▶ _PROVIDED MATERIAL_
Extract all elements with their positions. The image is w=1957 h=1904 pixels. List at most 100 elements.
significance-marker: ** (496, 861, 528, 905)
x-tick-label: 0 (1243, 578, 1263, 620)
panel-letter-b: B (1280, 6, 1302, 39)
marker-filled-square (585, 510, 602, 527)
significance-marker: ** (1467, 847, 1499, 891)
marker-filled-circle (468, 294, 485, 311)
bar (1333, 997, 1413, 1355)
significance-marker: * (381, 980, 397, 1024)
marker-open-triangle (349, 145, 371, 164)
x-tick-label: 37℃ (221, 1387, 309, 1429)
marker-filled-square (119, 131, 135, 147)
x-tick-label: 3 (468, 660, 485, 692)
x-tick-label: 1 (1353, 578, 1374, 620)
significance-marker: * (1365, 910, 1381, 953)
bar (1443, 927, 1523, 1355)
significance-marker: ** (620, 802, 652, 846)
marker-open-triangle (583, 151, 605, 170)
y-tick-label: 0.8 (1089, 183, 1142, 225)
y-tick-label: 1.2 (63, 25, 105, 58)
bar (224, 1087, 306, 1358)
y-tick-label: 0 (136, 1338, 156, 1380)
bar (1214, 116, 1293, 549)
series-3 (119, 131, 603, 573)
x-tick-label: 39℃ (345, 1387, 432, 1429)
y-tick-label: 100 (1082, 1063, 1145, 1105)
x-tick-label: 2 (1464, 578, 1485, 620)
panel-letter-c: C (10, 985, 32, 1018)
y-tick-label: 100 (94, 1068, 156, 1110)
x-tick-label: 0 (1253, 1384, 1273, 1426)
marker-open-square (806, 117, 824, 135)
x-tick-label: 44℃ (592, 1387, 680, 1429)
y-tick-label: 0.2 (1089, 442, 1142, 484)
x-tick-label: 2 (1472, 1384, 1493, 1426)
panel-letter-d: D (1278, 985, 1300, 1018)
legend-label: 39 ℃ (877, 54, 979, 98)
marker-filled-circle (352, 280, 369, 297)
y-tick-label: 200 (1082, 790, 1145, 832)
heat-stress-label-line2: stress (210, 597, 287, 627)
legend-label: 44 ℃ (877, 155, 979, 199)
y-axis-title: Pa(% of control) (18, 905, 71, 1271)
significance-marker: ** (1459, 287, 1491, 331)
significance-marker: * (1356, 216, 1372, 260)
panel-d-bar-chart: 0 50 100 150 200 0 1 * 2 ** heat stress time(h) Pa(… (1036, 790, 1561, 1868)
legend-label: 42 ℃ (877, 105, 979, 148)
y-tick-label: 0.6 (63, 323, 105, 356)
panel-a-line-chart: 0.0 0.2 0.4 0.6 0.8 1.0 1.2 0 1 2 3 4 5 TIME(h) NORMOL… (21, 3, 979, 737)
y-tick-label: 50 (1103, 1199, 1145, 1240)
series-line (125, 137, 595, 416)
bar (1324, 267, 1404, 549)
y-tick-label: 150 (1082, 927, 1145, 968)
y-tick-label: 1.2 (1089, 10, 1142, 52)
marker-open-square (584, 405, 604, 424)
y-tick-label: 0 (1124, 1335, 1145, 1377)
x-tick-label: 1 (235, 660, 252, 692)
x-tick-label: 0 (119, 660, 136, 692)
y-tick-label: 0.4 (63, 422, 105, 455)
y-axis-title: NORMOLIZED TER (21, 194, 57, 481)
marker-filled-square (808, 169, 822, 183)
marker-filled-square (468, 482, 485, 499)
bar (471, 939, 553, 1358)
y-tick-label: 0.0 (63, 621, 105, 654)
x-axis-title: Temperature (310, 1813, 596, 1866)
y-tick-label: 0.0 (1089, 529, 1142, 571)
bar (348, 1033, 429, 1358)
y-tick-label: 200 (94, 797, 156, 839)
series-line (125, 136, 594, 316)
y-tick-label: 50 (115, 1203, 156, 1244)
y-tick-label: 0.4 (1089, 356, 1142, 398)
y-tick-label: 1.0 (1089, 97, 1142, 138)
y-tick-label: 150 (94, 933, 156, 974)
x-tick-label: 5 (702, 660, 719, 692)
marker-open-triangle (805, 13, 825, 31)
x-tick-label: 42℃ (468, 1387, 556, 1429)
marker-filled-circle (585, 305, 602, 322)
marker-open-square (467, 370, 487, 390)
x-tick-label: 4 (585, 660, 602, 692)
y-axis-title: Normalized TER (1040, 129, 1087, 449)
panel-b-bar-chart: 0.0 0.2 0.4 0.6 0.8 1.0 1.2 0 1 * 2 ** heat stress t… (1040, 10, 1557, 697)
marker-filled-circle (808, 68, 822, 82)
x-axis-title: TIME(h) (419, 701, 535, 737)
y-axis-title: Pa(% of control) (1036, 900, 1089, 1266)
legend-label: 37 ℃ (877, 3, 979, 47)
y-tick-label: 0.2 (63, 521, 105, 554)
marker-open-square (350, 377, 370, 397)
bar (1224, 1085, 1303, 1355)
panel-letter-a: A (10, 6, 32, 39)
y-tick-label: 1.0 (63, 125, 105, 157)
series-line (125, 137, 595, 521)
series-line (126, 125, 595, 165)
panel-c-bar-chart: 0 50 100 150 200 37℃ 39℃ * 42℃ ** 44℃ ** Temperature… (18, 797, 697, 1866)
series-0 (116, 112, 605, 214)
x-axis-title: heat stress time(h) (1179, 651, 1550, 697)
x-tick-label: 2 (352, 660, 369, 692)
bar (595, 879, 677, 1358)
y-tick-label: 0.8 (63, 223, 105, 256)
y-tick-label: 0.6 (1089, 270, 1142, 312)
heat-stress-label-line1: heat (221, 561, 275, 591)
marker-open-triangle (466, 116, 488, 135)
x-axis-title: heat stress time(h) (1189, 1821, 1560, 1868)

▶ _REQUEST_
Return these lines verbatim, each one unchanged and in its original order.

▶ _WRITTEN REPLY_
Extract all elements with their positions. The image is w=1957 h=1904 pixels. List at most 100 elements.
significance-marker: ** (496, 861, 528, 905)
x-tick-label: 0 (1243, 578, 1263, 620)
panel-letter-b: B (1280, 6, 1302, 39)
marker-filled-square (585, 510, 602, 527)
significance-marker: ** (1467, 847, 1499, 891)
marker-filled-circle (468, 294, 485, 311)
bar (1333, 997, 1413, 1355)
significance-marker: * (381, 980, 397, 1024)
marker-open-triangle (349, 145, 371, 164)
x-tick-label: 37℃ (221, 1387, 309, 1429)
marker-filled-square (119, 131, 135, 147)
x-tick-label: 3 (468, 660, 485, 692)
x-tick-label: 1 (1353, 578, 1374, 620)
significance-marker: * (1365, 910, 1381, 953)
bar (1443, 927, 1523, 1355)
significance-marker: ** (620, 802, 652, 846)
marker-open-triangle (583, 151, 605, 170)
y-tick-label: 0.8 (1089, 183, 1142, 225)
y-tick-label: 1.2 (63, 25, 105, 58)
bar (224, 1087, 306, 1358)
y-tick-label: 0 (136, 1338, 156, 1380)
bar (1214, 116, 1293, 549)
series-3 (119, 131, 603, 573)
x-tick-label: 39℃ (345, 1387, 432, 1429)
y-tick-label: 100 (1082, 1063, 1145, 1105)
x-tick-label: 2 (1464, 578, 1485, 620)
panel-letter-c: C (10, 985, 32, 1018)
y-tick-label: 100 (94, 1068, 156, 1110)
x-tick-label: 0 (1253, 1384, 1273, 1426)
marker-open-square (806, 117, 824, 135)
x-tick-label: 44℃ (592, 1387, 680, 1429)
y-tick-label: 0.2 (1089, 442, 1142, 484)
x-tick-label: 2 (1472, 1384, 1493, 1426)
panel-letter-d: D (1278, 985, 1300, 1018)
legend-label: 39 ℃ (877, 54, 979, 98)
marker-filled-circle (352, 280, 369, 297)
y-tick-label: 200 (1082, 790, 1145, 832)
heat-stress-label-line2: stress (210, 597, 287, 627)
legend-label: 44 ℃ (877, 155, 979, 199)
y-axis-title: Pa(% of control) (18, 905, 71, 1271)
significance-marker: ** (1459, 287, 1491, 331)
significance-marker: * (1356, 216, 1372, 260)
panel-d-bar-chart: 0 50 100 150 200 0 1 * 2 ** heat stress time(h) Pa(… (1036, 790, 1561, 1868)
legend-label: 42 ℃ (877, 105, 979, 148)
y-tick-label: 0.6 (63, 323, 105, 356)
panel-a-line-chart: 0.0 0.2 0.4 0.6 0.8 1.0 1.2 0 1 2 3 4 5 TIME(h) NORMOL… (21, 3, 979, 737)
y-tick-label: 50 (1103, 1199, 1145, 1240)
series-line (125, 137, 595, 416)
bar (1324, 267, 1404, 549)
y-tick-label: 150 (1082, 927, 1145, 968)
y-tick-label: 1.2 (1089, 10, 1142, 52)
marker-open-square (584, 405, 604, 424)
y-tick-label: 0 (1124, 1335, 1145, 1377)
x-tick-label: 1 (235, 660, 252, 692)
x-tick-label: 0 (119, 660, 136, 692)
y-tick-label: 0.4 (63, 422, 105, 455)
y-axis-title: NORMOLIZED TER (21, 194, 57, 481)
marker-filled-square (808, 169, 822, 183)
marker-filled-square (468, 482, 485, 499)
bar (471, 939, 553, 1358)
y-tick-label: 0.0 (63, 621, 105, 654)
x-axis-title: Temperature (310, 1813, 596, 1866)
y-tick-label: 0.0 (1089, 529, 1142, 571)
bar (348, 1033, 429, 1358)
y-tick-label: 200 (94, 797, 156, 839)
series-line (125, 136, 594, 316)
y-tick-label: 50 (115, 1203, 156, 1244)
y-tick-label: 0.4 (1089, 356, 1142, 398)
y-tick-label: 1.0 (1089, 97, 1142, 138)
y-tick-label: 150 (94, 933, 156, 974)
x-tick-label: 5 (702, 660, 719, 692)
marker-open-triangle (805, 13, 825, 31)
x-tick-label: 42℃ (468, 1387, 556, 1429)
marker-filled-circle (585, 305, 602, 322)
marker-open-square (467, 370, 487, 390)
x-tick-label: 4 (585, 660, 602, 692)
y-axis-title: Normalized TER (1040, 129, 1087, 449)
panel-b-bar-chart: 0.0 0.2 0.4 0.6 0.8 1.0 1.2 0 1 * 2 ** heat stress t… (1040, 10, 1557, 697)
marker-filled-circle (808, 68, 822, 82)
x-axis-title: TIME(h) (419, 701, 535, 737)
y-axis-title: Pa(% of control) (1036, 900, 1089, 1266)
legend-label: 37 ℃ (877, 3, 979, 47)
y-tick-label: 0.2 (63, 521, 105, 554)
marker-open-square (350, 377, 370, 397)
bar (1224, 1085, 1303, 1355)
panel-letter-a: A (10, 6, 32, 39)
y-tick-label: 1.0 (63, 125, 105, 157)
series-line (125, 137, 595, 521)
series-line (126, 125, 595, 165)
panel-c-bar-chart: 0 50 100 150 200 37℃ 39℃ * 42℃ ** 44℃ ** Temperature… (18, 797, 697, 1866)
series-0 (116, 112, 605, 214)
x-axis-title: heat stress time(h) (1179, 651, 1550, 697)
x-tick-label: 2 (352, 660, 369, 692)
bar (595, 879, 677, 1358)
y-tick-label: 0.8 (63, 223, 105, 256)
y-tick-label: 0.6 (1089, 270, 1142, 312)
heat-stress-label-line1: heat (221, 561, 275, 591)
marker-open-triangle (466, 116, 488, 135)
x-axis-title: heat stress time(h) (1189, 1821, 1560, 1868)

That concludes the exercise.